Task to complete »
Wherever "Recovered" shows up in the records below, copy the whole line.

(Dataset rows about figures)
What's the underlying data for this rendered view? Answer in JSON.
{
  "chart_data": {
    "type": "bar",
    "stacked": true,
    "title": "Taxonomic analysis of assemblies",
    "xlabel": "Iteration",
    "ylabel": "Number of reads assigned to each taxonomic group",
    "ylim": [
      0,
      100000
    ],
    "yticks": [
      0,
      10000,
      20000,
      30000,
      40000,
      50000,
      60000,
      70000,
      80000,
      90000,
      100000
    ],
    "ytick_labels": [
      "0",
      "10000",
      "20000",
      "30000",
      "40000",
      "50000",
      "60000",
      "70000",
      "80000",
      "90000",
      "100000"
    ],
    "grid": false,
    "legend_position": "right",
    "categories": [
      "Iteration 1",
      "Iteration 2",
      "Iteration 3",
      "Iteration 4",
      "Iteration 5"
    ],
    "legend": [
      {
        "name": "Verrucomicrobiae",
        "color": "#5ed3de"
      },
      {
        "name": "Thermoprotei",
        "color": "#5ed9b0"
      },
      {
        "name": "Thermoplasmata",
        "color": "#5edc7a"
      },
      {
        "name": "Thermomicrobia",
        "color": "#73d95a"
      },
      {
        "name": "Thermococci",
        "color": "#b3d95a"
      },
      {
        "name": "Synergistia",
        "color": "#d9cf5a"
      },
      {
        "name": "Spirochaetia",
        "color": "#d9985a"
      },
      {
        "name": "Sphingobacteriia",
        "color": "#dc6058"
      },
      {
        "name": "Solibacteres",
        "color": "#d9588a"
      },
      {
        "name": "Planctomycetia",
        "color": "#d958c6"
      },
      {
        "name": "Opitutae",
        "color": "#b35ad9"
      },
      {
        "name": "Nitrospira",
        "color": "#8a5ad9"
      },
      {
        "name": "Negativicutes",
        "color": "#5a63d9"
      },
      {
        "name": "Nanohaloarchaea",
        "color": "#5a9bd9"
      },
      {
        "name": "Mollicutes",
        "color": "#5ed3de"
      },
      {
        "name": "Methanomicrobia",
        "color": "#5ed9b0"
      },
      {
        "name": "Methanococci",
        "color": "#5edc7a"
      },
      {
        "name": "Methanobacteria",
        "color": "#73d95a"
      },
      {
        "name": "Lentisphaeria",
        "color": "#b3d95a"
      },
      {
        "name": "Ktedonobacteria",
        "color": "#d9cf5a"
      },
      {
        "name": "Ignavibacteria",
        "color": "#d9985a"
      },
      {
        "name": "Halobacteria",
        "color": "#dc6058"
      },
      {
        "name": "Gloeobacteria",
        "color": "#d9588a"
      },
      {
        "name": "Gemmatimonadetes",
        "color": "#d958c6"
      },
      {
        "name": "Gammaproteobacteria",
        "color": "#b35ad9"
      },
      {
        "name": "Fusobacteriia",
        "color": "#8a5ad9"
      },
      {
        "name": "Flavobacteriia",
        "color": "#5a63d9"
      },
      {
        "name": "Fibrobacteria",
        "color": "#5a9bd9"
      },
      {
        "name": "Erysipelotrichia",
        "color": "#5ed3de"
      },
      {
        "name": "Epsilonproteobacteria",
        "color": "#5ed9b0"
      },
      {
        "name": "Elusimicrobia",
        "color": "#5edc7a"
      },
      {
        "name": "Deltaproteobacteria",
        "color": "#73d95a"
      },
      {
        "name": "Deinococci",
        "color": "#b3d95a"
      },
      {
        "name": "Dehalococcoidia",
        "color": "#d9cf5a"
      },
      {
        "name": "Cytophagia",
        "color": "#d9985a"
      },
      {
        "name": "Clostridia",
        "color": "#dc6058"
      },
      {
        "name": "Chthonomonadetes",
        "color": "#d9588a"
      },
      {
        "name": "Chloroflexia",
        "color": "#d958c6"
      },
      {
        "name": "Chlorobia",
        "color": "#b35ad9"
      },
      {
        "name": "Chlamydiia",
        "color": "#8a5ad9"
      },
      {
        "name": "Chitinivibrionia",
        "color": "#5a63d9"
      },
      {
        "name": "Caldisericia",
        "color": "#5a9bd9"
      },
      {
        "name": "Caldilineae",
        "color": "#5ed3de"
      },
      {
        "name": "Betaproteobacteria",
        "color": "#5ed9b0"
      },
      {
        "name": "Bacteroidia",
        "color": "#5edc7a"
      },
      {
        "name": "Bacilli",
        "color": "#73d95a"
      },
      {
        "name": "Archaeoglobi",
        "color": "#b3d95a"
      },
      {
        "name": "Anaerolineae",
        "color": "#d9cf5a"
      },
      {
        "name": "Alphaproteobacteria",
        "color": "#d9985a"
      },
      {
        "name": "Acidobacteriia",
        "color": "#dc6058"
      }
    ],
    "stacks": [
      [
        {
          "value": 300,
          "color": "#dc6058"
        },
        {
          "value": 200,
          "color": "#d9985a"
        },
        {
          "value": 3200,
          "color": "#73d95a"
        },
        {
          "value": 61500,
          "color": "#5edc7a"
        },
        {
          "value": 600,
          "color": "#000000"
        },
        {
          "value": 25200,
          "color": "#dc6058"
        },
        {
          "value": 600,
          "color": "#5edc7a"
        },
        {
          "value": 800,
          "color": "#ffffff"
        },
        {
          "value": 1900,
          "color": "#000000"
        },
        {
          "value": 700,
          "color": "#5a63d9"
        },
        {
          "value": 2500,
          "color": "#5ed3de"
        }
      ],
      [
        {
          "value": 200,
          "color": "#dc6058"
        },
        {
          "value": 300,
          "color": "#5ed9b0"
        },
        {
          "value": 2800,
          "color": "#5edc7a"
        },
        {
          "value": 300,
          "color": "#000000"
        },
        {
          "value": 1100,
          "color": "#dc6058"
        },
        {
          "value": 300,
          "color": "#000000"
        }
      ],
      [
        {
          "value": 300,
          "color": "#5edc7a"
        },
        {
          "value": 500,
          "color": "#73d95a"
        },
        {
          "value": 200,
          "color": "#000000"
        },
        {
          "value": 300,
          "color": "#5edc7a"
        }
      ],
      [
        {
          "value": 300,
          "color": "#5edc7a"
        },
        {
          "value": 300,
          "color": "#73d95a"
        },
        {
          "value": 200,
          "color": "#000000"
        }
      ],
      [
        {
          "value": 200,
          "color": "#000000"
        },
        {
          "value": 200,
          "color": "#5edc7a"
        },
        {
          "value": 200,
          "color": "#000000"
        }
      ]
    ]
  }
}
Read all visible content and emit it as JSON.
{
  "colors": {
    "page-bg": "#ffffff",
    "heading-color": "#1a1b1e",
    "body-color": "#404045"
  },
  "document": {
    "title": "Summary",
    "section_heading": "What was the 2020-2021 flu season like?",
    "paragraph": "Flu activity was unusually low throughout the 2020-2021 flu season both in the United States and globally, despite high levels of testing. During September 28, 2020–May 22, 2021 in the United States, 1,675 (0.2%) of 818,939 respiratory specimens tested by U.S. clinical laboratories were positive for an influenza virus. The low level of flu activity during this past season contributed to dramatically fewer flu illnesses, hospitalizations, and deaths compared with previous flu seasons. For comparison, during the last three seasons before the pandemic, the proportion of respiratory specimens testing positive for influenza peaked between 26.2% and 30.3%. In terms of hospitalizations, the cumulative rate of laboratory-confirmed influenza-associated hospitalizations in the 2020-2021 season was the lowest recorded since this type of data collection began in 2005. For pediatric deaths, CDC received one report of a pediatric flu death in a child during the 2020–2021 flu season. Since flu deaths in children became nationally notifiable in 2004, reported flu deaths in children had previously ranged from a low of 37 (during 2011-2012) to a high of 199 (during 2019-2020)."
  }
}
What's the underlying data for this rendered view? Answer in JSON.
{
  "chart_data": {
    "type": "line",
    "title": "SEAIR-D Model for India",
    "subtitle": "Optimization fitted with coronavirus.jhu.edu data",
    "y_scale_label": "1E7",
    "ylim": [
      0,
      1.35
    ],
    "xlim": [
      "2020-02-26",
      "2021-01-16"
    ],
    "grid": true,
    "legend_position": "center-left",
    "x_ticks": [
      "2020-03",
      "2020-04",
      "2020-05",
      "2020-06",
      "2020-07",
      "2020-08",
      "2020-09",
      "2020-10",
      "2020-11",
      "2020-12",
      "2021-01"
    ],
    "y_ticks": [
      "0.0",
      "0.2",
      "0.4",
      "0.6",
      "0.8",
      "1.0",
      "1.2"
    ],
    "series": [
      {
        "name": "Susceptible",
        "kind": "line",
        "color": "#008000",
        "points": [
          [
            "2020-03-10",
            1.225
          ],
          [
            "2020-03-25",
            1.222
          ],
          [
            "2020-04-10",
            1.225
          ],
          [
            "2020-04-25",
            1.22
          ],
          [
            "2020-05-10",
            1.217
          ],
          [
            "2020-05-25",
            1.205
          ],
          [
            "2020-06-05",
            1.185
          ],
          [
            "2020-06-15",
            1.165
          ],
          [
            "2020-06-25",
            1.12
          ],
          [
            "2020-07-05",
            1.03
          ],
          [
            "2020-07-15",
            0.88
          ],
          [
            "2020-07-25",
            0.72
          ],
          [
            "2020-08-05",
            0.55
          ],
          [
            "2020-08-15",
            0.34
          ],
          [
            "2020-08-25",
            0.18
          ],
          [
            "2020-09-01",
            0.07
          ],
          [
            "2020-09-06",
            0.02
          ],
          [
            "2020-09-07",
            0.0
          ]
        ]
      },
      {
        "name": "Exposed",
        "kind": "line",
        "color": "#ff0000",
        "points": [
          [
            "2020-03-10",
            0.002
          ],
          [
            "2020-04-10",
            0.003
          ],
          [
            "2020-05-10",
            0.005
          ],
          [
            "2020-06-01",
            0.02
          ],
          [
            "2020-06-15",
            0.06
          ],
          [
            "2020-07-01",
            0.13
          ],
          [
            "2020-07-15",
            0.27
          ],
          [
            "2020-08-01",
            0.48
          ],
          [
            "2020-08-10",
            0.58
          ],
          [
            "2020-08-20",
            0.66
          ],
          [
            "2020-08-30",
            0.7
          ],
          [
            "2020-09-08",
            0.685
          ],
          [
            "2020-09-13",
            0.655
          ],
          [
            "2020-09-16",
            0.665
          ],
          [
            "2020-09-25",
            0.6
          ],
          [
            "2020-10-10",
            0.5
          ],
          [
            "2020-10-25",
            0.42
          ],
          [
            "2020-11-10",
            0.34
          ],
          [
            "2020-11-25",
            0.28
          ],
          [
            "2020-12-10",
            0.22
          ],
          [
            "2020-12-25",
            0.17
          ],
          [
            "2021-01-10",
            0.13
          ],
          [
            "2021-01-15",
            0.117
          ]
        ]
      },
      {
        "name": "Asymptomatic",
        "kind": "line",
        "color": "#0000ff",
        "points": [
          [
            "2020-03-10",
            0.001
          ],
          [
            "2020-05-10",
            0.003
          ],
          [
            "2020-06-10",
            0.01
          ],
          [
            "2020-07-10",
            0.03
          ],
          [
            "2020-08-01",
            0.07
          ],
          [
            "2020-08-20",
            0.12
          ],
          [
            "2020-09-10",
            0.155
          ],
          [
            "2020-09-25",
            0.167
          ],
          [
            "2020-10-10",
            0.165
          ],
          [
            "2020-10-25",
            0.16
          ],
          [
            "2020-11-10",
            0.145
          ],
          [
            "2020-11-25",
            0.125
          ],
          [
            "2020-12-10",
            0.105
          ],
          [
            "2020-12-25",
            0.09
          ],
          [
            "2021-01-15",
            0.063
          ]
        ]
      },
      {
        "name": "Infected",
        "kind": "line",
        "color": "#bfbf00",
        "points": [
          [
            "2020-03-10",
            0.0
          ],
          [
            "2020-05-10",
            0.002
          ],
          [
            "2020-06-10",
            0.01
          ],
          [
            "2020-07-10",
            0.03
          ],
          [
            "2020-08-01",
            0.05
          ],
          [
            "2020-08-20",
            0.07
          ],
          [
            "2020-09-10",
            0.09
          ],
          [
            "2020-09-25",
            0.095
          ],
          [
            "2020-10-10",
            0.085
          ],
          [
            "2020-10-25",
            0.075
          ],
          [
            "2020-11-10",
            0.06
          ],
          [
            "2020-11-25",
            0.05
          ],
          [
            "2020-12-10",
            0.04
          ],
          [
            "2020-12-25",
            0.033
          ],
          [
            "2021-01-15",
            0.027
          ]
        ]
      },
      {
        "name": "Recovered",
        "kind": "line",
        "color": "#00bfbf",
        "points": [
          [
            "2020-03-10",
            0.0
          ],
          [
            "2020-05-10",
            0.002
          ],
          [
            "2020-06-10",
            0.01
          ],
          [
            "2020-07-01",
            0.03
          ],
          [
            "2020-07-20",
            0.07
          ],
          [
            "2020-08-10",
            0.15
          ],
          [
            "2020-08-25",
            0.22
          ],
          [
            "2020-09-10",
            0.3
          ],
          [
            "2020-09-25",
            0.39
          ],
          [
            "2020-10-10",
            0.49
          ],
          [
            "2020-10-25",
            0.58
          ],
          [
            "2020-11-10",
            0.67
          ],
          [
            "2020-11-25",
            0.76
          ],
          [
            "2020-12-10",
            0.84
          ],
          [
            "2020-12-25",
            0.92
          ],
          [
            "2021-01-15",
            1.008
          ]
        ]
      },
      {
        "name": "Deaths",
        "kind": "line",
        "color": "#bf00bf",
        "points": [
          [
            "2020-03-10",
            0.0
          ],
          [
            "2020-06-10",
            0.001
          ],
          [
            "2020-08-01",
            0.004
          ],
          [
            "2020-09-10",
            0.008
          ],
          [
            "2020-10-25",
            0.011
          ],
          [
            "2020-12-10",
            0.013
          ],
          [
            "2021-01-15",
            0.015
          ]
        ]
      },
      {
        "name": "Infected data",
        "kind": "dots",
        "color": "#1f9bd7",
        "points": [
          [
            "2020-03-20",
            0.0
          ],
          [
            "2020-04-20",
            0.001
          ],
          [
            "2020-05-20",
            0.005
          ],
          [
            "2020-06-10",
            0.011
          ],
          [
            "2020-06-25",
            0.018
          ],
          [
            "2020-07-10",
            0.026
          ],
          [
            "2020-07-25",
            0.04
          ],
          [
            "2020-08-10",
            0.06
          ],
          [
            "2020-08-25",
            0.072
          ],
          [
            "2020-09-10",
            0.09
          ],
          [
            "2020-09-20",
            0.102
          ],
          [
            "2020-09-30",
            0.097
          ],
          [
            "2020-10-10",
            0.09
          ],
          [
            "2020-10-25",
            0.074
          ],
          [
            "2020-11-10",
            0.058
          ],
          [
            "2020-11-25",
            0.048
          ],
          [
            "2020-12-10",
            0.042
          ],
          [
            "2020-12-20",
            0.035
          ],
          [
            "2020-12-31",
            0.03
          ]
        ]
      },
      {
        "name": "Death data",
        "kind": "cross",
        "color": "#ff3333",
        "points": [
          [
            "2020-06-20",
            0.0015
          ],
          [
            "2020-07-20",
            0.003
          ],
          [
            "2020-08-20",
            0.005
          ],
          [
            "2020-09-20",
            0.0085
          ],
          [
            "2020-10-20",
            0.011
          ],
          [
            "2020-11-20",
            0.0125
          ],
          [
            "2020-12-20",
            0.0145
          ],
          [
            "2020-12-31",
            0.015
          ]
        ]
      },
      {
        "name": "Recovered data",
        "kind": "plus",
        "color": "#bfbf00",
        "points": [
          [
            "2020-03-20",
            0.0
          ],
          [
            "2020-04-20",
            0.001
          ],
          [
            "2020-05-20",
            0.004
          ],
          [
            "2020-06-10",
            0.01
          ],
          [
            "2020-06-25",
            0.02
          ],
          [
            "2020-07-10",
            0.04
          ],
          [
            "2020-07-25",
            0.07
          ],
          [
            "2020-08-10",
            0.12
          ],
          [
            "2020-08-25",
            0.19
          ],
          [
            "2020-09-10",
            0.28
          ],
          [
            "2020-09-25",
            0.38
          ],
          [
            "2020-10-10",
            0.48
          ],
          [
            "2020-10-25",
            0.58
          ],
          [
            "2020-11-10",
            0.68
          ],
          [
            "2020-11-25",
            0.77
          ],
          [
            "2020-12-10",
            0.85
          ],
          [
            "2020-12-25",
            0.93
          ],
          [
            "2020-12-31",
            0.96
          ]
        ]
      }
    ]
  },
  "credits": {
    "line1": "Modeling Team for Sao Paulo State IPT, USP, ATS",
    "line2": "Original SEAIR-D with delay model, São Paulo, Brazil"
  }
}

Written response »
        "name": "Recovered",
        "name": "Recovered data",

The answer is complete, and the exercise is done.